Problem requirements: Give the data again exactly as written, skipping any pictures.

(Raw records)
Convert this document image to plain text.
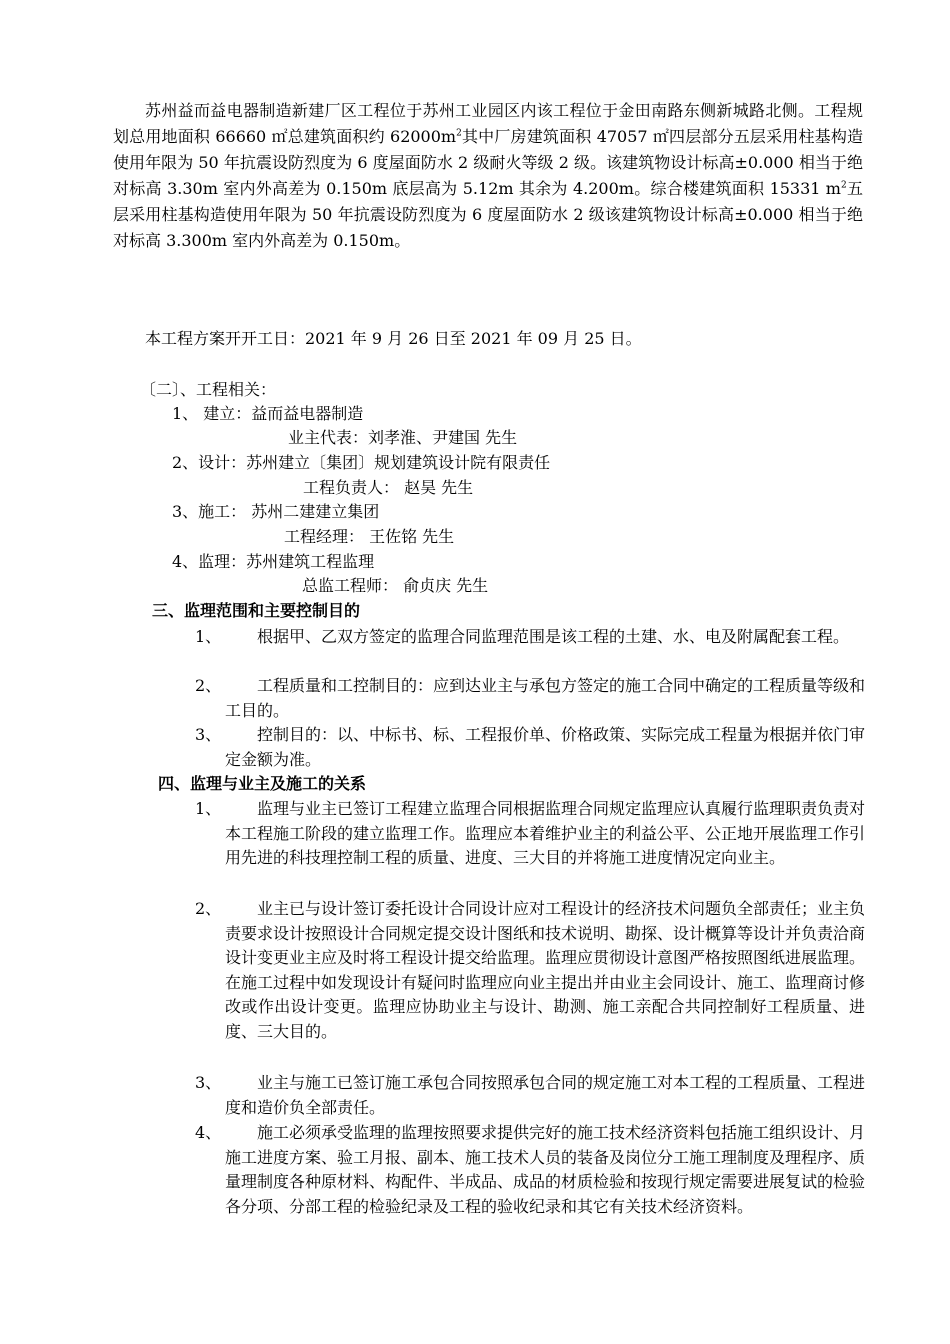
苏州益而益电器制造新建厂区工程位于苏州工业园区内该工程位于金田南路东侧新城路北侧。工程规划总用地面积 66660 ㎡总建筑面积约 $62000m^2$其中厂房建筑面积 47057 ㎡四层部分五层采用柱基构造使用年限为 50 年抗震设防烈度为 6 度屋面防水 2 级耐火等级 2 级。该建筑物设计标高±0.000 相当于绝对标高 3.30m 室内外高差为 0.150m 底层高为 5.12m 其余为 4.200m。综合楼建筑面积 15331 $m^2$五层采用柱基构造使用年限为 50 年抗震设防烈度为 6 度屋面防水 2 级该建筑物设计标高±0.000 相当于绝对标高 3.300m 室内外高差为 0.150m。

本工程方案开开工日：2021 年 9 月 26 日至 2021 年 09 月 25 日。

〔二〕、工程相关：

1、 建立：益而益电器制造

业主代表：刘孝淮、尹建国 先生

2、设计：苏州建立〔集团〕规划建筑设计院有限责任

工程负责人： 赵昊 先生

3、施工： 苏州二建建立集团

工程经理： 王佐铭 先生

4、监理：苏州建筑工程监理

总监工程师： 俞贞庆 先生

三、监理范围和主要控制目的

1、	根据甲、乙双方签定的监理合同监理范围是该工程的土建、水、电及附属配套工程。

2、	工程质量和工控制目的：应到达业主与承包方签定的施工合同中确定的工程质量等级和工目的。

3、	控制目的：以、中标书、标、工程报价单、价格政策、实际完成工程量为根据并依门审定金额为准。

四、监理与业主及施工的关系

1、	监理与业主已签订工程建立监理合同根据监理合同规定监理应认真履行监理职责负责对本工程施工阶段的建立监理工作。监理应本着维护业主的利益公平、公正地开展监理工作引用先进的科技理控制工程的质量、进度、三大目的并将施工进度情况定向业主。

2、	业主已与设计签订委托设计合同设计应对工程设计的经济技术问题负全部责任；业主负责要求设计按照设计合同规定提交设计图纸和技术说明、勘探、设计概算等设计并负责洽商设计变更业主应及时将工程设计提交给监理。监理应贯彻设计意图严格按照图纸进展监理。在施工过程中如发现设计有疑问时监理应向业主提出并由业主会同设计、施工、监理商讨修改或作出设计变更。监理应协助业主与设计、勘测、施工亲配合共同控制好工程质量、进度、三大目的。

3、	业主与施工已签订施工承包合同按照承包合同的规定施工对本工程的工程质量、工程进度和造价负全部责任。

4、	施工必须承受监理的监理按照要求提供完好的施工技术经济资料包括施工组织设计、月施工进度方案、验工月报、副本、施工技术人员的装备及岗位分工施工理制度及理程序、质量理制度各种原材料、构配件、半成品、成品的材质检验和按现行规定需要进展复试的检验各分项、分部工程的检验纪录及工程的验收纪录和其它有关技术经济资料。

Task output:
Convert this document image to plain text.
苏州益而益电器制造新建厂区工程位于苏州工业园区内该工程位于金田南路东侧新城路北侧。工程规划总用地面积 66660 ㎡总建筑面积约 $62000m^2$其中厂房建筑面积 47057 ㎡四层部分五层采用柱基构造使用年限为 50 年抗震设防烈度为 6 度屋面防水 2 级耐火等级 2 级。该建筑物设计标高±0.000 相当于绝对标高 3.30m 室内外高差为 0.150m 底层高为 5.12m 其余为 4.200m。综合楼建筑面积 15331 $m^2$五层采用柱基构造使用年限为 50 年抗震设防烈度为 6 度屋面防水 2 级该建筑物设计标高±0.000 相当于绝对标高 3.300m 室内外高差为 0.150m。

本工程方案开开工日：2021 年 9 月 26 日至 2021 年 09 月 25 日。

〔二〕、工程相关：

1、 建立：益而益电器制造

业主代表：刘孝淮、尹建国 先生

2、设计：苏州建立〔集团〕规划建筑设计院有限责任

工程负责人： 赵昊 先生

3、施工： 苏州二建建立集团

工程经理： 王佐铭 先生

4、监理：苏州建筑工程监理

总监工程师： 俞贞庆 先生

三、监理范围和主要控制目的

1、	根据甲、乙双方签定的监理合同监理范围是该工程的土建、水、电及附属配套工程。

2、	工程质量和工控制目的：应到达业主与承包方签定的施工合同中确定的工程质量等级和工目的。

3、	控制目的：以、中标书、标、工程报价单、价格政策、实际完成工程量为根据并依门审定金额为准。

四、监理与业主及施工的关系

1、	监理与业主已签订工程建立监理合同根据监理合同规定监理应认真履行监理职责负责对本工程施工阶段的建立监理工作。监理应本着维护业主的利益公平、公正地开展监理工作引用先进的科技理控制工程的质量、进度、三大目的并将施工进度情况定向业主。

2、	业主已与设计签订委托设计合同设计应对工程设计的经济技术问题负全部责任；业主负责要求设计按照设计合同规定提交设计图纸和技术说明、勘探、设计概算等设计并负责洽商设计变更业主应及时将工程设计提交给监理。监理应贯彻设计意图严格按照图纸进展监理。在施工过程中如发现设计有疑问时监理应向业主提出并由业主会同设计、施工、监理商讨修改或作出设计变更。监理应协助业主与设计、勘测、施工亲配合共同控制好工程质量、进度、三大目的。

3、	业主与施工已签订施工承包合同按照承包合同的规定施工对本工程的工程质量、工程进度和造价负全部责任。

4、	施工必须承受监理的监理按照要求提供完好的施工技术经济资料包括施工组织设计、月施工进度方案、验工月报、副本、施工技术人员的装备及岗位分工施工理制度及理程序、质量理制度各种原材料、构配件、半成品、成品的材质检验和按现行规定需要进展复试的检验各分项、分部工程的检验纪录及工程的验收纪录和其它有关技术经济资料。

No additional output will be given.